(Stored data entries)
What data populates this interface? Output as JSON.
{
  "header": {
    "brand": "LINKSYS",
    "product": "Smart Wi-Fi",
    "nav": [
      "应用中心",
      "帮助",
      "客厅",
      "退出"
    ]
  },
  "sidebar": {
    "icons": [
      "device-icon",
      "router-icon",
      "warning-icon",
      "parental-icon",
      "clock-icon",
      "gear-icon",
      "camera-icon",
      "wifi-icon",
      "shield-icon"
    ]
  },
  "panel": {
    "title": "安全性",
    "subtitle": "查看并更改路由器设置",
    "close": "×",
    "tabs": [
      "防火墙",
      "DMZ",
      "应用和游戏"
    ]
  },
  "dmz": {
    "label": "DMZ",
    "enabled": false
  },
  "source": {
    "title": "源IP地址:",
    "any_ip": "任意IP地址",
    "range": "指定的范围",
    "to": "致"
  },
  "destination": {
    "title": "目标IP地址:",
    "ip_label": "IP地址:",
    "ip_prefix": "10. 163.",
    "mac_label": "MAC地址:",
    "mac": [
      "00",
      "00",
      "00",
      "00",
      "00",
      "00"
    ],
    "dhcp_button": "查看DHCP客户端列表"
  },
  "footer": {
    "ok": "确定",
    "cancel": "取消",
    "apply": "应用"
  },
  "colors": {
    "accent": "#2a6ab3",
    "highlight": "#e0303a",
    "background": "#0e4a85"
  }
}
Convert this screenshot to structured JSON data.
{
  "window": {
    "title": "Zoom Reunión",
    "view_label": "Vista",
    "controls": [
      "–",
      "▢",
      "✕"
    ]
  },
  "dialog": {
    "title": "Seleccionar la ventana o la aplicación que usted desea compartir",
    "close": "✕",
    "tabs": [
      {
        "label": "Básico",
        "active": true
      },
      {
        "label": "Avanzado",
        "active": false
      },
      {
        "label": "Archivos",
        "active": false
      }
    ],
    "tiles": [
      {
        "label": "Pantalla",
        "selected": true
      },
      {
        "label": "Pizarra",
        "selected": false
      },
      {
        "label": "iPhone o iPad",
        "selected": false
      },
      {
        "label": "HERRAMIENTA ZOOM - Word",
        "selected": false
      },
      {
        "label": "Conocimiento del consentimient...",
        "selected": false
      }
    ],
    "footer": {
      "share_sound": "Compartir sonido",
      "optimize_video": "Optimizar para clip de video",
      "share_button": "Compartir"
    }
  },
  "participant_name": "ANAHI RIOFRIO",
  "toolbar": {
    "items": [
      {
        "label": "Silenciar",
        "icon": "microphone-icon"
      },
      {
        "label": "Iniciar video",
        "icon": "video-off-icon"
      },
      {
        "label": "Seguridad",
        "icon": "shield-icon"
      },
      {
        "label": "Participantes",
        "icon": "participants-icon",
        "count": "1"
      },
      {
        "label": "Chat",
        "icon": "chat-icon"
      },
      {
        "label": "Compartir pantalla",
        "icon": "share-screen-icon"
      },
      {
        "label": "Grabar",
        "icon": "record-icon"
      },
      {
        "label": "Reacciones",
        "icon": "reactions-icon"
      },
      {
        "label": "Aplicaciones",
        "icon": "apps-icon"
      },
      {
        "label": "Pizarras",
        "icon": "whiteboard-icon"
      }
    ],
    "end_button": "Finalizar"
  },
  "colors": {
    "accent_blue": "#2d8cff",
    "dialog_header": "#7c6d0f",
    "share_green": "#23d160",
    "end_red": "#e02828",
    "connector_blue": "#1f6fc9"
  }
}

==

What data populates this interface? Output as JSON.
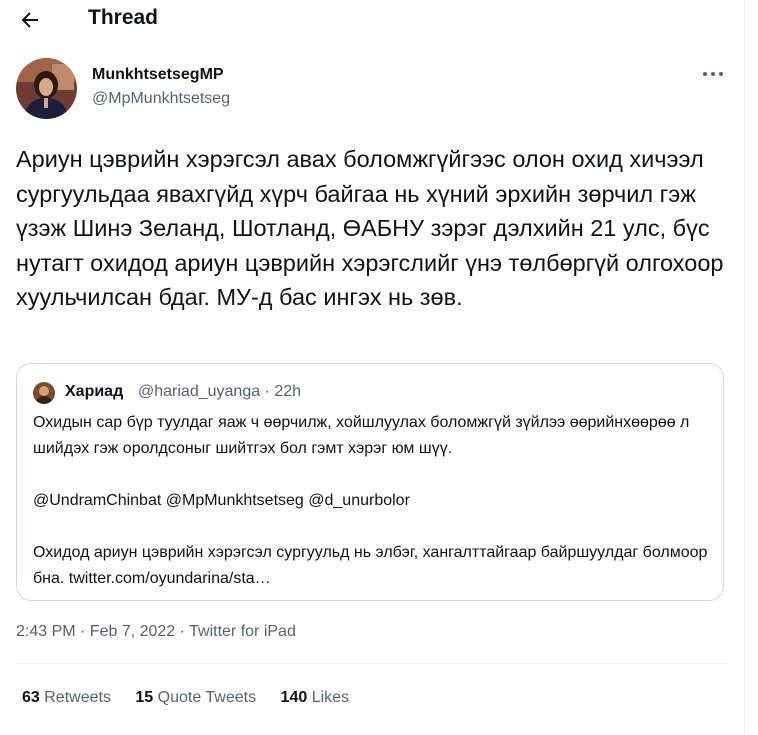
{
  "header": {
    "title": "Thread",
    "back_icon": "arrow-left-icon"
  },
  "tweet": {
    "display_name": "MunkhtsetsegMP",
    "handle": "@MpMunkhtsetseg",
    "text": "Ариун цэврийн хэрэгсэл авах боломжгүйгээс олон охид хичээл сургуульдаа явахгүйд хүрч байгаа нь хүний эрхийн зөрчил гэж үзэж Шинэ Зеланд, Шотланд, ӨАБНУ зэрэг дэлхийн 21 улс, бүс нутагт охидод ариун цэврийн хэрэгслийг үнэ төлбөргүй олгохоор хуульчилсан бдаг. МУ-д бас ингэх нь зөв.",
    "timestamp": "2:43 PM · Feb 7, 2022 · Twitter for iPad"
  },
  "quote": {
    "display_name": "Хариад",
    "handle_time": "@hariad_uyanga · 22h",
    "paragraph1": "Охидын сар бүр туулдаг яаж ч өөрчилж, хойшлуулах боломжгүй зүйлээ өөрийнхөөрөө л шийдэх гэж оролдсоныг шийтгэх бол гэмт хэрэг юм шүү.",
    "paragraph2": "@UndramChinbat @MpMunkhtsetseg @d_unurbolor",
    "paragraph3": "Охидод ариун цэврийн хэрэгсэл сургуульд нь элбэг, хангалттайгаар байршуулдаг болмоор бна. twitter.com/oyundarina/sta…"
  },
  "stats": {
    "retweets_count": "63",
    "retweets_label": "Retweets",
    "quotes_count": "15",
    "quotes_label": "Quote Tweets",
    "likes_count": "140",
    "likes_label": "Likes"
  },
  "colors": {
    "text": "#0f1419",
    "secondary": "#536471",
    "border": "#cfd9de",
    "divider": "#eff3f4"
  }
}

:: EXERCISE PROMPT ::
Gather every line from the entries above where the word "text" appears, and copy them.

:: TASK RESPONSE ::
    "text": "Ариун цэврийн хэрэгсэл авах боломжгүйгээс олон охид хичээл сургуульдаа явахгүйд хүрч байгаа нь хүний эрхийн зөрчил гэж үзэж Шинэ Зеланд, Шотланд, ӨАБНУ зэрэг дэлхийн 21 улс, бүс нутагт охидод ариун цэврийн хэрэгслийг үнэ төлбөргүй олгохоор хуульчилсан бдаг. МУ-д бас ингэх нь зөв.",
    "text": "#0f1419",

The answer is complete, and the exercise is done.